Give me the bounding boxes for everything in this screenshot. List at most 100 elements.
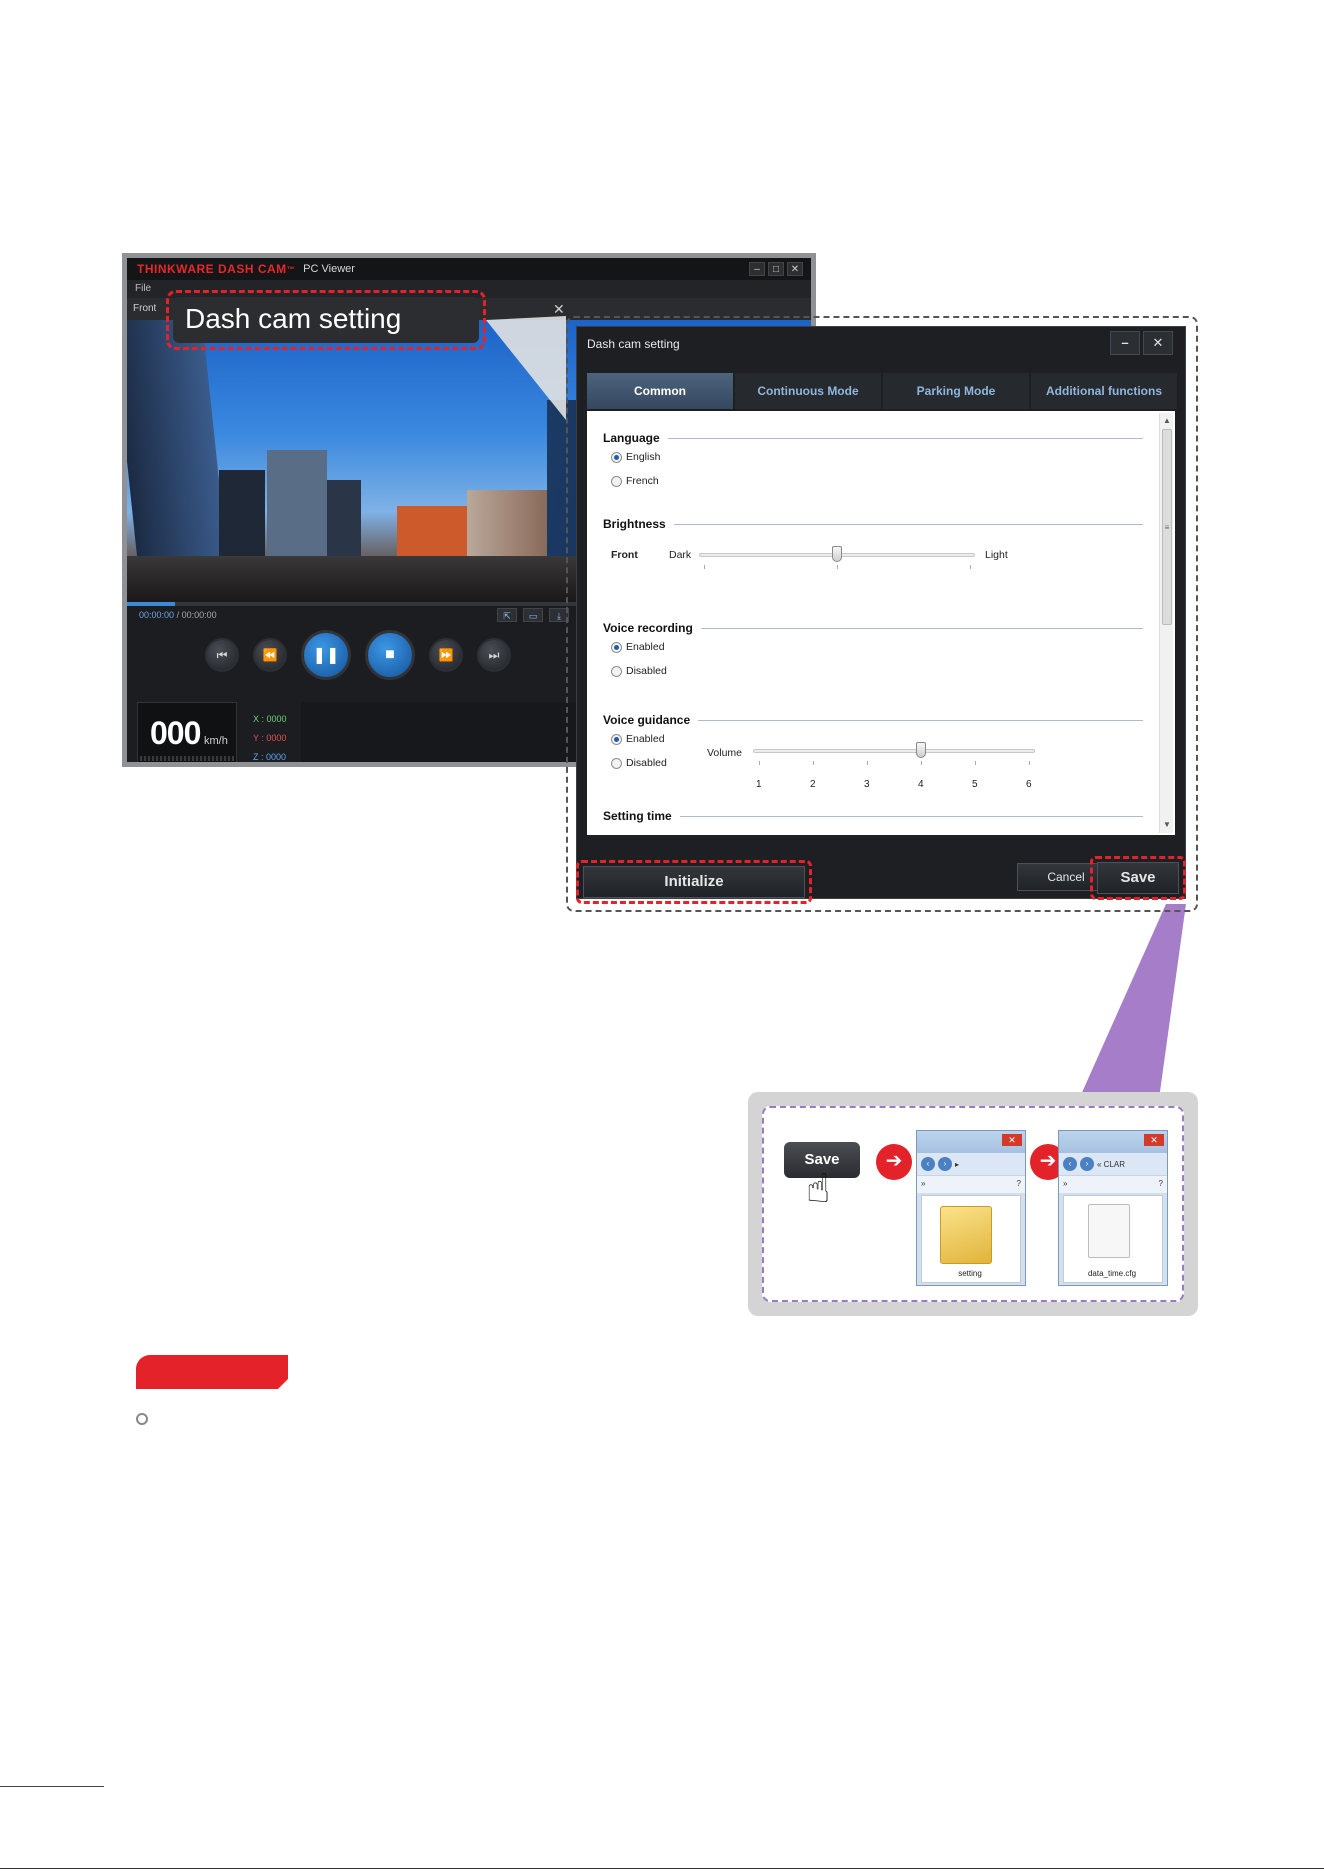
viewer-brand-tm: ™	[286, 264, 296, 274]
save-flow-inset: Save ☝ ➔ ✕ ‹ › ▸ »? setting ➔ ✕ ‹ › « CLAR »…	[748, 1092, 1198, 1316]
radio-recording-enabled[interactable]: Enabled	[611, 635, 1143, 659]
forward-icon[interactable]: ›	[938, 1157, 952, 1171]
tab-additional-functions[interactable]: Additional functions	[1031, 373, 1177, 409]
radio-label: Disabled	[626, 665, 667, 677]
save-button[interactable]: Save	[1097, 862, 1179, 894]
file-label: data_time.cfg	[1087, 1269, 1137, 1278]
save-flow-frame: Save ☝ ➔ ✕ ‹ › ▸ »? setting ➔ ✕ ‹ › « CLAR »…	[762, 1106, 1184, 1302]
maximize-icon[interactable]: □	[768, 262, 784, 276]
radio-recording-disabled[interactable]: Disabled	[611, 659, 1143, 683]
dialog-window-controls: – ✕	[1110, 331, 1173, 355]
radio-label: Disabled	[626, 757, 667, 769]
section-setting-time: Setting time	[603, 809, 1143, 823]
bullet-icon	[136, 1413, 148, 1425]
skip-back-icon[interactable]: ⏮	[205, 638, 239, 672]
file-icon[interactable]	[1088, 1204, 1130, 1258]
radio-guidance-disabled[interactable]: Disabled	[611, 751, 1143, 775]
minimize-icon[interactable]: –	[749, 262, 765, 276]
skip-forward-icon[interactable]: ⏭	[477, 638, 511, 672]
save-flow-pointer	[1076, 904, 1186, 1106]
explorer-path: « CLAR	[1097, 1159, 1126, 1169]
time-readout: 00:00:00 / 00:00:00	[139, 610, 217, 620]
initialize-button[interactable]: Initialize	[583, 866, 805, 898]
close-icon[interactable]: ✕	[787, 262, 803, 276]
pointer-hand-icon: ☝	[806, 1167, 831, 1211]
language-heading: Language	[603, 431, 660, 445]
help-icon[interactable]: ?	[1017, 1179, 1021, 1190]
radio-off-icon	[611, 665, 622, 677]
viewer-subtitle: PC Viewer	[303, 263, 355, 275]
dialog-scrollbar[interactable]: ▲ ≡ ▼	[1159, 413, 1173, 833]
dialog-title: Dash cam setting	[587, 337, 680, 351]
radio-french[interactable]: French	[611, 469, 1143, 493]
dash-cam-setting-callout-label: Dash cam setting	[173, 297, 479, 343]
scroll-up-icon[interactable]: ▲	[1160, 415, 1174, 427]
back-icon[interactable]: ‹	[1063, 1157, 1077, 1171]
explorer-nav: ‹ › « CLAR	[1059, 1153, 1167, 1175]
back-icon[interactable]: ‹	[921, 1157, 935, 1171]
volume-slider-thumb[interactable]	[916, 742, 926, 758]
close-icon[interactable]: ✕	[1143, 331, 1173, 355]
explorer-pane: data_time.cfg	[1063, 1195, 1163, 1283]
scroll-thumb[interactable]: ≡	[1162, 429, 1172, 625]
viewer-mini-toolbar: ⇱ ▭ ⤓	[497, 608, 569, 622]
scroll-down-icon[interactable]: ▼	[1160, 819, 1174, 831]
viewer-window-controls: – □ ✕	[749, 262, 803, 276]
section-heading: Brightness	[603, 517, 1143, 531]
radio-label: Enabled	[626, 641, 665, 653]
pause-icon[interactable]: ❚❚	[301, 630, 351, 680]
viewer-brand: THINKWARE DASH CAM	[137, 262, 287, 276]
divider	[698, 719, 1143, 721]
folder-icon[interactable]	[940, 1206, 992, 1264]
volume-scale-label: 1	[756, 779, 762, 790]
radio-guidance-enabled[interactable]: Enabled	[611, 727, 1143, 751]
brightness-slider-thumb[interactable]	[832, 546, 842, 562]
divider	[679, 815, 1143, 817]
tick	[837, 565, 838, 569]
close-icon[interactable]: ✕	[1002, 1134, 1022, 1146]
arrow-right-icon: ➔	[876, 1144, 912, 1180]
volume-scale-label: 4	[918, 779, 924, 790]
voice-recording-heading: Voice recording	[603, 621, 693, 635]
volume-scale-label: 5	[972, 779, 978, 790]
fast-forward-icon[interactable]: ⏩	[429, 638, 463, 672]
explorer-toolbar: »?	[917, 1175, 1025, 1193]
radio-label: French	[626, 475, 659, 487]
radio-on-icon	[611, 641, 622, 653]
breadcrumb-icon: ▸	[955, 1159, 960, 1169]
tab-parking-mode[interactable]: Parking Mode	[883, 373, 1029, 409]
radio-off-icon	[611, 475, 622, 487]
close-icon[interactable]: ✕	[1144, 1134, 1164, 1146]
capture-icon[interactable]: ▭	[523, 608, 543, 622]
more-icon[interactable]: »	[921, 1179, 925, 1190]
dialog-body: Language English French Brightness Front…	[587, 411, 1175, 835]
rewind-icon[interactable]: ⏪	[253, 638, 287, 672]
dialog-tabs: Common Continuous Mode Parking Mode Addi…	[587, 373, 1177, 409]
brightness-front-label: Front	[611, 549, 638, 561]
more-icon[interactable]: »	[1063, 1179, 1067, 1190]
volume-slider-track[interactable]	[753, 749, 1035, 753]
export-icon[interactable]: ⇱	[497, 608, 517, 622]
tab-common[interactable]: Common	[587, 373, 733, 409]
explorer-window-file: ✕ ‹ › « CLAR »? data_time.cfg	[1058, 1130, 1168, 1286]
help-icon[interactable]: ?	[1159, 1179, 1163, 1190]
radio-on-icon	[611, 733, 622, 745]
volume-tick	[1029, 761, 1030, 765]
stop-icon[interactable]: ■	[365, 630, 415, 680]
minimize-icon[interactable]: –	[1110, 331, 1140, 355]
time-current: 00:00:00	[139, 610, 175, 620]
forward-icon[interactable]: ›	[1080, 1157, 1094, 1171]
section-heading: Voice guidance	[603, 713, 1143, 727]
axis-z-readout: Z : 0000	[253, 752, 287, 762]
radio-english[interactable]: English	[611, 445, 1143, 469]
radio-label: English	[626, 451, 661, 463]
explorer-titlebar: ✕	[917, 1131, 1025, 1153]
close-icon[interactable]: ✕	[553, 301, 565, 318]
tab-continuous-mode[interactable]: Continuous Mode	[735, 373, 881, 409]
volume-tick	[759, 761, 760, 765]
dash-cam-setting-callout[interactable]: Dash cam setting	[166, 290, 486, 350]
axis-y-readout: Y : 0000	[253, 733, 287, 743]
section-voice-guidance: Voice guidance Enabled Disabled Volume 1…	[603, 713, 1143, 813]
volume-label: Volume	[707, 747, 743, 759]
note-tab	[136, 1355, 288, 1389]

==

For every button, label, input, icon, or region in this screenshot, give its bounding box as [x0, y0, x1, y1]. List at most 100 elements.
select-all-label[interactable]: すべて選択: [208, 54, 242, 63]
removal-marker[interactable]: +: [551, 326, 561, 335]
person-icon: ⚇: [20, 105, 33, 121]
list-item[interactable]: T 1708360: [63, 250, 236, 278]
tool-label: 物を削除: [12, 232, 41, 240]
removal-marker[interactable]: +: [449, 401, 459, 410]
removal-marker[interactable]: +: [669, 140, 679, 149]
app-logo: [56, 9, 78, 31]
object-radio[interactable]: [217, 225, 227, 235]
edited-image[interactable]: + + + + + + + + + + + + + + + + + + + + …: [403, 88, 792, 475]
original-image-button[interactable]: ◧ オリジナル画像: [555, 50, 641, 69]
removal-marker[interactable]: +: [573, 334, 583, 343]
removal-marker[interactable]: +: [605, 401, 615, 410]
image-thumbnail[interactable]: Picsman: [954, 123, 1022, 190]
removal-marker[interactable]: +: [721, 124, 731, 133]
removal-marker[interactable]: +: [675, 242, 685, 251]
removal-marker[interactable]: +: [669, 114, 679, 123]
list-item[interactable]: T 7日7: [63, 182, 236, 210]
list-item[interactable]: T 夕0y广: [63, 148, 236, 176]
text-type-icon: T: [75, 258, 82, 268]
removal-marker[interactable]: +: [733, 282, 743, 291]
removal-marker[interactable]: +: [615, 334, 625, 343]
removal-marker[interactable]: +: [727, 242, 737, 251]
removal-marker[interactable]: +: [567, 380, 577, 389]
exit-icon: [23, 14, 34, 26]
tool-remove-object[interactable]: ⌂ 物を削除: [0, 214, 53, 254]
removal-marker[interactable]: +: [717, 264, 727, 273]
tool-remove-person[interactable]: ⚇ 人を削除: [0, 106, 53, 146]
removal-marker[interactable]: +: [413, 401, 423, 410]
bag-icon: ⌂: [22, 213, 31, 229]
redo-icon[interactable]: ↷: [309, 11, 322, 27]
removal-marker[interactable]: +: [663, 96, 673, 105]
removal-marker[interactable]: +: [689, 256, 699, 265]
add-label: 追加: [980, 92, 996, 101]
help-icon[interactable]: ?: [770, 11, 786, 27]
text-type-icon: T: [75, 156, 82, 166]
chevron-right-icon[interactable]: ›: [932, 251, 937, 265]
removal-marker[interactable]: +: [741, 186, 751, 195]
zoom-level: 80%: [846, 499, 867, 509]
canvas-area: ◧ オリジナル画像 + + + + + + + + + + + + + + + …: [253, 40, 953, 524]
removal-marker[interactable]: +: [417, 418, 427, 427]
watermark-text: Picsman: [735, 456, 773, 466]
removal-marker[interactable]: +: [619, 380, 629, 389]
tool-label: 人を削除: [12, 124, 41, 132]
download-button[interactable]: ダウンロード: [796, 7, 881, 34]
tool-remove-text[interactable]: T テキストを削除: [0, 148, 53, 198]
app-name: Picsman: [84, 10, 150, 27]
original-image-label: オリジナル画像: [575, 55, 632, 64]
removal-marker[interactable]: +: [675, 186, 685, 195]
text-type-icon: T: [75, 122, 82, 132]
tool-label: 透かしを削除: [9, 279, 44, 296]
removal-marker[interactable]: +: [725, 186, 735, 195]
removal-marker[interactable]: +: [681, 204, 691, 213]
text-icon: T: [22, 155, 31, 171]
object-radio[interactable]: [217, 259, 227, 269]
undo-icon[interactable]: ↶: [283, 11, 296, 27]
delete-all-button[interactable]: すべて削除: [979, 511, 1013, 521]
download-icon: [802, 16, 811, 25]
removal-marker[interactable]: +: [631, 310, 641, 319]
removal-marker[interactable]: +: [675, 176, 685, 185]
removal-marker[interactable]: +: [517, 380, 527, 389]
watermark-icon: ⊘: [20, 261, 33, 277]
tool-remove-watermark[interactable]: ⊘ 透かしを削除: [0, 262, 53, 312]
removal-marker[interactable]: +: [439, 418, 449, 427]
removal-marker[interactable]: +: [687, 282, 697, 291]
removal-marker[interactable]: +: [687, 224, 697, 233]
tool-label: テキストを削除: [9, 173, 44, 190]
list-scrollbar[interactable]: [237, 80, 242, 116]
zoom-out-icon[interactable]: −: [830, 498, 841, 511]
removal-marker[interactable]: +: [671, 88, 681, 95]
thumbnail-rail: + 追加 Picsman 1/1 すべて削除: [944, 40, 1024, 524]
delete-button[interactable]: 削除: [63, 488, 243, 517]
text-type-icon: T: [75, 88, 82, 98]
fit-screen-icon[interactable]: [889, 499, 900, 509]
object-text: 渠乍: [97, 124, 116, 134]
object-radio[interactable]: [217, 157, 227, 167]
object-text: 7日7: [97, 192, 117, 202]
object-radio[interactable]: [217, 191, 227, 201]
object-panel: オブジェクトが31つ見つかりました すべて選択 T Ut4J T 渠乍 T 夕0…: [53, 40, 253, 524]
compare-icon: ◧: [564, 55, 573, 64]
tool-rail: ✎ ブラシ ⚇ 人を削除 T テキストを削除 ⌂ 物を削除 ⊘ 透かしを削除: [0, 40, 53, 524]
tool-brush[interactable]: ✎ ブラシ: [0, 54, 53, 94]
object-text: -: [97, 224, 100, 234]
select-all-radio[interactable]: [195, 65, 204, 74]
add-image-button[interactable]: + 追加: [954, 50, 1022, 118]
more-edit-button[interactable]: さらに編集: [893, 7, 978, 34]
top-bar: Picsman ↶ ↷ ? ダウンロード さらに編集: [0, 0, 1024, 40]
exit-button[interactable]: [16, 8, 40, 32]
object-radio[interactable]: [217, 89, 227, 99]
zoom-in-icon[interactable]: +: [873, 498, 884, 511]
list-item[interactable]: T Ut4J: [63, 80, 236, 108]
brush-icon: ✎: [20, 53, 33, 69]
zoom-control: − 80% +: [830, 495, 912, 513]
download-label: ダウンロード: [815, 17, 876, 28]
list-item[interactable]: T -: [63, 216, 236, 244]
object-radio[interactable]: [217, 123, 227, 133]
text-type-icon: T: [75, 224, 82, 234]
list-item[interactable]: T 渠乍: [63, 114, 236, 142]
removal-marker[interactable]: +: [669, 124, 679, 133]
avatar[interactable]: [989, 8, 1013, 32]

_WHAT NEEDS TO BE DONE_:
Reproduce without changes the stretch of the records above that begins with the line containing "For every button, label, input, icon, or" and ends with the line containing "list-item[interactable]: T 1708360: [63, 250, 236, 278]", including both of those lines.

_TASK RESULT_:
For every button, label, input, icon, or region in this screenshot, give its bounding box as [x0, y0, x1, y1]. List at most 100 elements.
select-all-label[interactable]: すべて選択: [208, 54, 242, 63]
removal-marker[interactable]: +: [551, 326, 561, 335]
person-icon: ⚇: [20, 105, 33, 121]
list-item[interactable]: T 1708360: [63, 250, 236, 278]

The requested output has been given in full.